Your objective:
Please output each line of the data below as a JSON list of strings, one string per line and no blank lines, leaving out the pictures.

Element and region listings:

— START —

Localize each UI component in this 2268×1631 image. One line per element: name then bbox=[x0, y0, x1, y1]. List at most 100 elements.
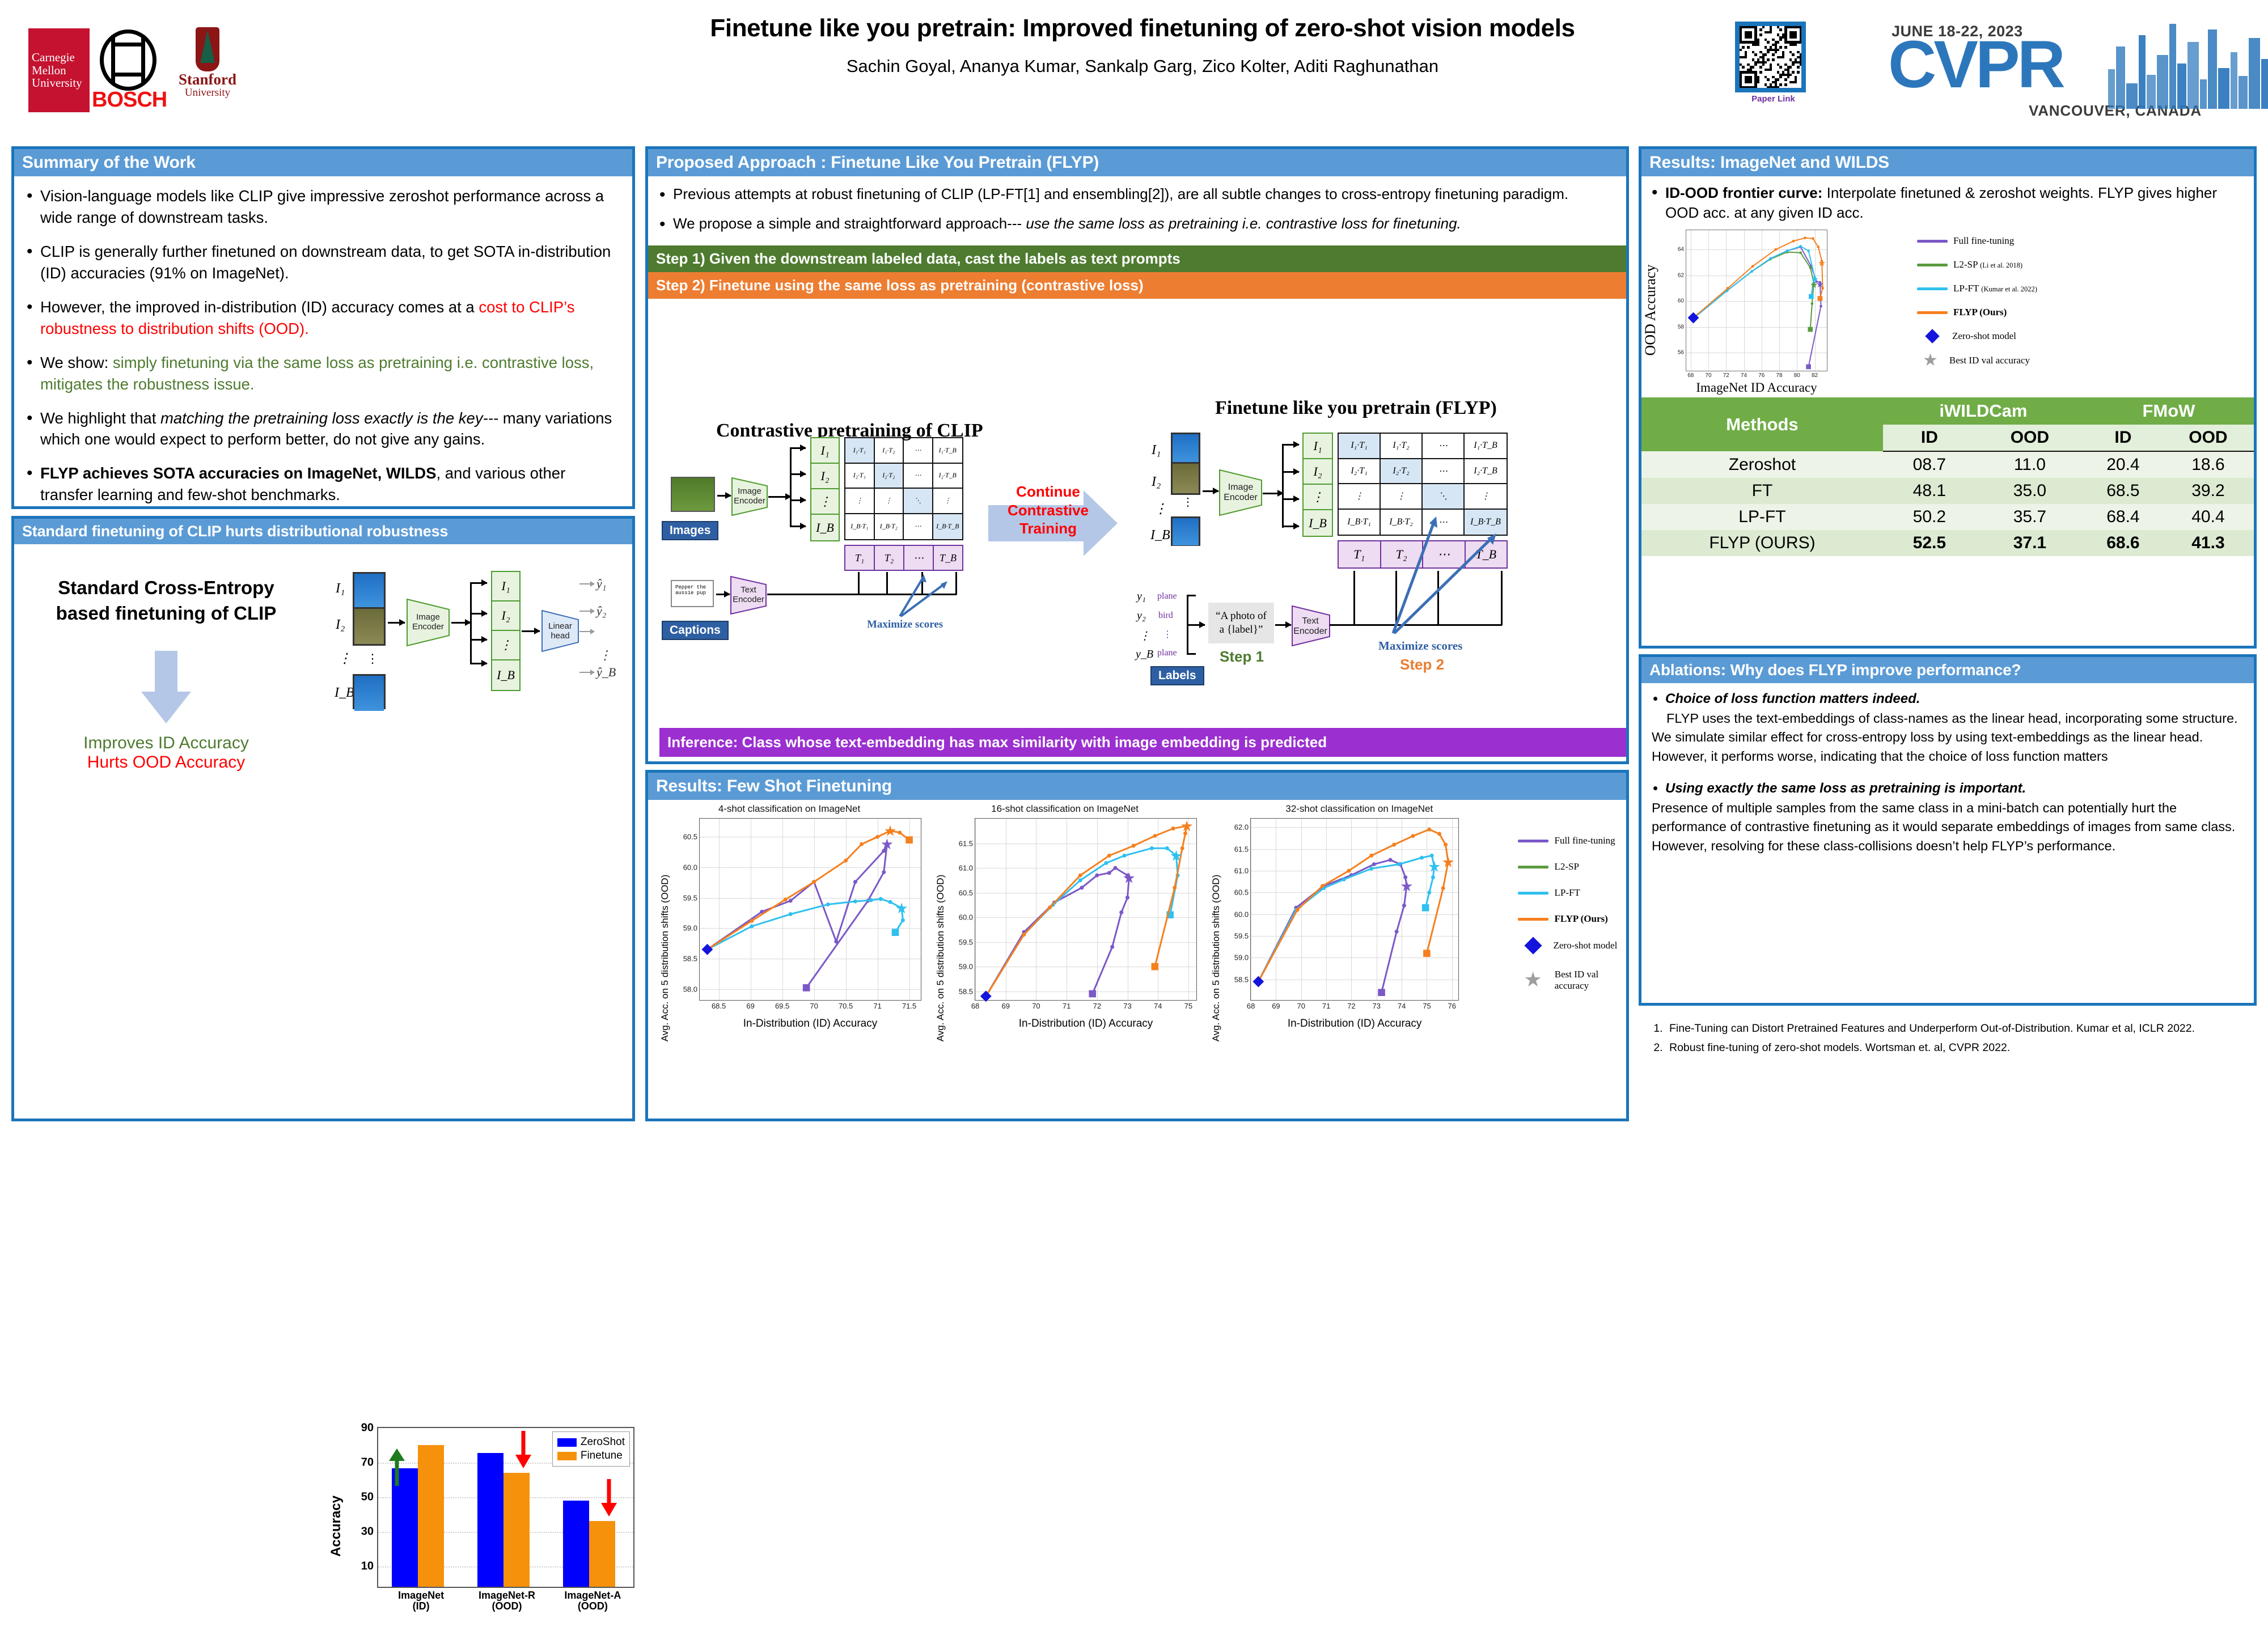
captions-tag: Captions bbox=[662, 621, 729, 640]
ce-title-line2: based finetuning of CLIP bbox=[56, 602, 277, 624]
flyp-class-2: bird bbox=[1158, 611, 1173, 620]
flyp-image-encoder-label: Image Encoder bbox=[1224, 482, 1258, 502]
step2-banner: Step 2) Finetune using the same loss as … bbox=[648, 272, 1626, 299]
legend-row: L2-SP bbox=[1518, 861, 1622, 872]
flyp-feat-2: I₂ bbox=[1304, 459, 1332, 485]
y-tick: 56 bbox=[1677, 349, 1684, 356]
results-bullet-bold: ID-OOD frontier curve: bbox=[1665, 184, 1823, 201]
table-cell-method: FT bbox=[1641, 478, 1883, 505]
bullet-item: We highlight that matching the pretraini… bbox=[26, 406, 621, 451]
plot-title: 32-shot classification on ImageNet bbox=[1285, 803, 1433, 814]
fewshot-plot: 16-shot classification on ImageNet Avg. A… bbox=[928, 803, 1201, 1053]
reference-item: Fine-Tuning can Distort Pretrained Featu… bbox=[1666, 1020, 2257, 1036]
plot-ylabel: Avg. Acc. on 5 distribution shifts (OOD) bbox=[935, 874, 946, 1042]
step1-mark: Step 1 bbox=[1220, 648, 1264, 665]
cmu-line-1: Carnegie bbox=[32, 50, 75, 65]
robustness-heading: Standard finetuning of CLIP hurts distri… bbox=[14, 519, 632, 544]
bosch-logo: BOSCH bbox=[92, 27, 167, 112]
table-col-methods: Methods bbox=[1641, 397, 1883, 452]
legend-row: FLYP (Ours) bbox=[1917, 307, 2037, 318]
ce-out-2: ŷ₂ bbox=[596, 604, 607, 618]
paper-link-qr[interactable]: Paper Link bbox=[1735, 22, 1812, 104]
stanford-logo: Stanford University bbox=[168, 27, 247, 112]
cvpr-wordmark: CVPR bbox=[1888, 27, 2066, 102]
approach-heading: Proposed Approach : Finetune Like You Pr… bbox=[648, 149, 1626, 176]
clip-text-encoder-label: Text Encoder bbox=[733, 585, 764, 604]
sim-cell: I₂·T₂ bbox=[874, 463, 904, 489]
table-row: FLYP (OURS) 52.5 37.1 68.6 41.3 bbox=[1641, 530, 2254, 557]
x-tick: 68 bbox=[1246, 1002, 1255, 1010]
flyp-img-label-4: I_B bbox=[1150, 528, 1170, 543]
legend-row: Zero-shot model bbox=[1917, 329, 2037, 344]
bar-chart-ylabel: Accuracy bbox=[328, 1495, 344, 1557]
table-row: Zeroshot 08.7 11.0 20.4 18.6 bbox=[1641, 451, 2254, 478]
table-cell-value: 20.4 bbox=[2083, 451, 2163, 478]
results-bullet-rest: Interpolate finetuned & zeroshot weights… bbox=[1665, 184, 2218, 222]
flyp-diagram-region: Contrastive pretraining of CLIP Images I… bbox=[648, 397, 1626, 716]
svg-text:★: ★ bbox=[895, 900, 908, 917]
table-cell-value: 39.2 bbox=[2162, 478, 2254, 505]
table-cell-method: Zeroshot bbox=[1641, 451, 1883, 478]
legend-row: LP-FT (Kumar et al. 2022) bbox=[1917, 283, 2037, 294]
continue-training-arrow-icon bbox=[988, 490, 1118, 556]
ce-img-label-3: ⋮ bbox=[338, 651, 352, 666]
summary-bullet-list: Vision-language models like CLIP give im… bbox=[26, 184, 621, 506]
step2-mark: Step 2 bbox=[1400, 656, 1445, 673]
ce-image-stack-top bbox=[353, 572, 386, 646]
table-subheader: OOD bbox=[1975, 425, 2084, 452]
poster-header: Carnegie Mellon University BOSCH Stanfor… bbox=[0, 0, 2268, 142]
svg-text:★: ★ bbox=[1441, 854, 1454, 871]
x-tick: 71 bbox=[1062, 1002, 1071, 1010]
ablation-item-1: • Choice of loss function matters indeed… bbox=[1652, 690, 2244, 707]
table-cell-value: 50.2 bbox=[1882, 504, 1976, 531]
table-cell-value: 68.4 bbox=[2083, 504, 2163, 531]
frontier-chart-wrap: OOD Accuracy 68 70 72 74 76 78 80 82 56 58 60 62 64 ★… bbox=[1641, 223, 2254, 395]
stanford-sub: University bbox=[184, 87, 231, 99]
sim-cell: I_B·T_B bbox=[933, 514, 962, 539]
trend-arrow-up-icon bbox=[388, 1448, 405, 1486]
ce-image-ellipsis: ⋮ bbox=[366, 651, 379, 666]
table-cell-value: 18.6 bbox=[2162, 451, 2254, 478]
sim-cell: ⋯ bbox=[1423, 459, 1465, 484]
ce-out-4: ŷ_B bbox=[596, 665, 616, 679]
sim-cell: ⋯ bbox=[904, 463, 933, 489]
bar-ytick: 10 bbox=[361, 1560, 374, 1573]
bar-zeroshot bbox=[477, 1453, 503, 1587]
clip-feature-column: I₁ I₂ ⋮ I_B bbox=[810, 437, 840, 541]
bar-legend: ZeroShot Finetune bbox=[552, 1431, 630, 1467]
plot-ylabel: Avg. Acc. on 5 distribution shifts (OOD) bbox=[659, 874, 670, 1042]
x-tick: 76 bbox=[1448, 1002, 1457, 1010]
table-cell-value: 68.5 bbox=[2083, 478, 2163, 505]
improves-id-text: Improves ID Accuracy bbox=[83, 734, 249, 753]
table-group-header: FMoW bbox=[2083, 397, 2254, 425]
plot-xlabel: In-Distribution (ID) Accuracy bbox=[1018, 1018, 1153, 1030]
fewshot-plot: 32-shot classification on ImageNet Avg. A… bbox=[1204, 803, 1514, 1053]
clip-maximize-arrows bbox=[899, 574, 947, 617]
images-tag: Images bbox=[662, 521, 719, 540]
y-tick: 64 bbox=[1677, 246, 1684, 253]
plot-ylabel: Avg. Acc. on 5 distribution shifts (OOD) bbox=[1211, 874, 1222, 1042]
ablation-item-2: • Using exactly the same loss as pretrai… bbox=[1652, 780, 2244, 797]
cross-entropy-caption: Standard Cross-Entropy based finetuning … bbox=[30, 575, 302, 772]
table-subheader: OOD bbox=[2162, 425, 2254, 452]
x-tick: 74 bbox=[1741, 372, 1747, 379]
bar-chart-plot: 10 30 50 70 90 ImageNet (ID) ImageNet-R (OOD) Ima… bbox=[361, 1422, 634, 1611]
labels-tag: Labels bbox=[1150, 666, 1204, 685]
sim-cell: ⋱ bbox=[904, 489, 933, 514]
table-cell-value: 68.6 bbox=[2083, 530, 2163, 557]
flyp-img-label-1: I₁ bbox=[1152, 443, 1161, 457]
y-tick: 61.0 bbox=[958, 863, 974, 872]
bullet-text: CLIP is generally further finetuned on d… bbox=[40, 242, 611, 282]
svg-text:★: ★ bbox=[1816, 280, 1824, 290]
sim-cell: ⋯ bbox=[1423, 434, 1465, 459]
author-list: Sachin Goyal, Ananya Kumar, Sankalp Garg… bbox=[846, 56, 1439, 76]
flyp-feat-1: I₁ bbox=[1304, 434, 1332, 459]
ce-feat-1: I₁ bbox=[492, 572, 519, 601]
sim-cell: I_B·T₁ bbox=[845, 514, 875, 539]
y-tick: 62.0 bbox=[1234, 823, 1249, 832]
svg-text:★: ★ bbox=[1810, 281, 1818, 290]
y-tick: 60 bbox=[1677, 298, 1684, 304]
bar-ytick: 70 bbox=[361, 1456, 374, 1469]
x-tick: 74 bbox=[1154, 1002, 1162, 1010]
svg-text:★: ★ bbox=[1180, 817, 1194, 834]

— END —

Exercise solution:
[
  "Localize each UI component in this 2268×1631 image. One line per element: name then bbox=[x0, y0, x1, y1]. List at most 100 elements.",
  "captions-tag: Captions bbox=[662, 621, 729, 640]",
  "ce-title-line2: based finetuning of CLIP bbox=[56, 602, 277, 624]",
  "flyp-class-2: bird bbox=[1158, 611, 1173, 620]",
  "flyp-image-encoder-label: Image Encoder bbox=[1224, 482, 1258, 502]",
  "step2-banner: Step 2) Finetune using the same loss as … bbox=[648, 272, 1626, 299]",
  "legend-row: L2-SP bbox=[1518, 861, 1622, 872]",
  "flyp-feat-2: I₂ bbox=[1304, 459, 1332, 485]",
  "y-tick: 56 bbox=[1677, 349, 1684, 356]",
  "results-bullet-bold: ID-OOD frontier curve: bbox=[1665, 184, 1823, 201]",
  "table-cell-method: FT bbox=[1641, 478, 1883, 505]",
  "bullet-item: We highlight that matching the pretraini… bbox=[26, 406, 621, 451]",
  "plot-title: 32-shot classification on ImageNet bbox=[1285, 803, 1433, 814]",
  "fewshot-plot: 16-shot classification on ImageNet Avg. A… bbox=[928, 803, 1201, 1053]",
  "reference-item: Fine-Tuning can Distort Pretrained Featu… bbox=[1666, 1020, 2257, 1036]",
  "plot-ylabel: Avg. Acc. on 5 distribution shifts (OOD) bbox=[935, 874, 946, 1042]",
  "step1-mark: Step 1 bbox=[1220, 648, 1264, 665]",
  "cmu-line-1: Carnegie bbox=[32, 50, 75, 65]",
  "robustness-heading: Standard finetuning of CLIP hurts distri… bbox=[14, 519, 632, 544]",
  "bosch-logo: BOSCH bbox=[92, 27, 167, 112]",
  "table-col-methods: Methods bbox=[1641, 397, 1883, 452]",
  "legend-row: FLYP (Ours) bbox=[1917, 307, 2037, 318]",
  "ce-out-2: ŷ₂ bbox=[596, 604, 607, 618]",
  "paper-link-qr[interactable]: Paper Link bbox=[1735, 22, 1812, 104]",
  "stanford-logo: Stanford University bbox=[168, 27, 247, 112]",
  "cvpr-wordmark: CVPR bbox=[1888, 27, 2066, 102]",
  "approach-heading: Proposed Approach : Finetune Like You Pr… bbox=[648, 149, 1626, 176]",
  "clip-text-encoder-label: Text Encoder bbox=[733, 585, 764, 604]",
  "sim-cell: I₂·T₂ bbox=[874, 463, 904, 489]",
  "table-row: FLYP (OURS) 52.5 37.1 68.6 41.3 bbox=[1641, 530, 2254, 557]",
  "x-tick: 68 bbox=[1246, 1002, 1255, 1010]",
  "flyp-img-label-4: I_B bbox=[1150, 528, 1170, 543]",
  "legend-row: Zero-shot model bbox=[1917, 329, 2037, 344]",
  "bar-chart-ylabel: Accuracy bbox=[328, 1495, 344, 1557]",
  "table-row: Zeroshot 08.7 11.0 20.4 18.6 bbox=[1641, 451, 2254, 478]",
  "table-cell-value: 20.4 bbox=[2083, 451, 2163, 478]",
  "results-bullet-rest: Interpolate finetuned & zeroshot weights… bbox=[1665, 184, 2218, 222]",
  "flyp-diagram-region: Contrastive pretraining of CLIP Images I… bbox=[648, 397, 1626, 716]",
  "svg-text:★: ★ bbox=[895, 900, 908, 917]",
  "table-cell-value: 39.2 bbox=[2162, 478, 2254, 505]",
  "table-cell-method: Zeroshot bbox=[1641, 451, 1883, 478]",
  "legend-row: LP-FT (Kumar et al. 2022) bbox=[1917, 283, 2037, 294]",
  "continue-training-arrow-icon bbox=[988, 490, 1118, 556]",
  "ce-img-label-3: ⋮ bbox=[338, 651, 352, 666]",
  "summary-bullet-list: Vision-language models like CLIP give im… bbox=[26, 184, 621, 506]",
  "step2-mark: Step 2 bbox=[1400, 656, 1445, 673]",
  "ce-image-stack-top bbox=[353, 572, 386, 646]",
  "table-subheader: OOD bbox=[1975, 425, 2084, 452]",
  "poster-header: Carnegie Mellon University BOSCH Stanfor… bbox=[0, 0, 2268, 142]",
  "svg-text:★: ★ bbox=[1441, 854, 1454, 871]",
  "x-tick: 71 bbox=[1062, 1002, 1071, 1010]",
  "ablation-item-1: • Choice of loss function matters indeed… bbox=[1652, 690, 2244, 707]",
  "table-cell-value: 50.2 bbox=[1882, 504, 1976, 531]",
  "table-cell-value: 68.4 bbox=[2083, 504, 2163, 531]",
  "frontier-chart-wrap: OOD Accuracy 68 70 72 74 76 78 80 82 56 58 60 62 64 ★… bbox=[1641, 223, 2254, 395]",
  "stanford-sub: University bbox=[184, 87, 231, 99]",
  "sim-cell: I_B·T_B bbox=[933, 514, 962, 539]",
  "trend-arrow-up-icon bbox=[388, 1448, 405, 1486]",
  "ce-image-ellipsis: ⋮ bbox=[366, 651, 379, 666]",
  "table-cell-value: 18.6 bbox=[2162, 451, 2254, 478]",
  "sim-cell: ⋯ bbox=[1423, 459, 1465, 484]",
  "ce-out-4: ŷ_B bbox=[596, 665, 616, 679]",
  "sim-cell: ⋯ bbox=[904, 463, 933, 489]",
  "bar-ytick: 10 bbox=[361, 1560, 374, 1573]",
  "bar-zeroshot bbox=[477, 1453, 503, 1587]",
  "clip-feature-column: I₁ I₂ ⋮ I_B bbox=[810, 437, 840, 541]",
  "bar-legend: ZeroShot Finetune bbox=[552, 1431, 630, 1467]",
  "plot-ylabel: Avg. Acc. on 5 distribution shifts (OOD) bbox=[659, 874, 670, 1042]",
  "x-tick: 76 bbox=[1448, 1002, 1457, 1010]",
  "table-cell-value: 68.5 bbox=[2083, 478, 2163, 505]",
  "improves-id-text: Improves ID Accuracy bbox=[83, 734, 249, 753]",
  "table-group-header: FMoW bbox=[2083, 397, 2254, 425]",
  "plot-xlabel: In-Distribution (ID) Accuracy bbox=[1018, 1018, 1153, 1030]",
  "fewshot-plot: 32-shot classification on ImageNet Avg. A… bbox=[1204, 803, 1514, 1053]",
  "clip-maximize-arrows bbox=[899, 574, 947, 617]",
  "images-tag: Images bbox=[662, 521, 719, 540]",
  "y-tick: 64 bbox=[1677, 246, 1684, 253]",
  "plot-ylabel: Avg. Acc. on 5 distribution shifts (OOD) bbox=[1211, 874, 1222, 1042]",
  "ablation-item-2: • Using exactly the same loss as pretrai… bbox=[1652, 780, 2244, 797]",
  "cross-entropy-caption: Standard Cross-Entropy based finetuning … bbox=[30, 575, 302, 772]",
  "table-subheader: OOD bbox=[2162, 425, 2254, 452]",
  "x-tick: 74 bbox=[1741, 372, 1747, 379]",
  "bar-chart-plot: 10 30 50 70 90 ImageNet (ID) ImageNet-R (OOD) Ima… bbox=[361, 1422, 634, 1611]",
  "labels-tag: Labels bbox=[1150, 666, 1204, 685]",
  "sim-cell: ⋱ bbox=[904, 489, 933, 514]",
  "table-cell-value: 68.6 bbox=[2083, 530, 2163, 557]",
  "flyp-img-label-1: I₁ bbox=[1152, 443, 1161, 457]",
  "y-tick: 61.0 bbox=[958, 863, 974, 872]",
  "bullet-text: CLIP is generally further finetuned on d… bbox=[40, 242, 611, 282]",
  "svg-text:★: ★ bbox=[1816, 280, 1824, 290]",
  "sim-cell: ⋯ bbox=[1423, 434, 1465, 459]",
  "author-list: Sachin Goyal, Ananya Kumar, Sankalp Garg… bbox=[846, 56, 1439, 76]",
  "flyp-feat-1: I₁ bbox=[1304, 434, 1332, 459]",
  "ce-feat-1: I₁ bbox=[492, 572, 519, 601]",
  "sim-cell: I_B·T₁ bbox=[845, 514, 875, 539]",
  "y-tick: 62.0 bbox=[1234, 823, 1249, 832]",
  "svg-text:★: ★ bbox=[1810, 281, 1818, 290]",
  "y-tick: 60 bbox=[1677, 298, 1684, 304]",
  "bar-ytick: 70 bbox=[361, 1456, 374, 1469]",
  "x-tick: 74 bbox=[1154, 1002, 1162, 1010]",
  "svg-text:★: ★ bbox=[1180, 817, 1194, 834]"
]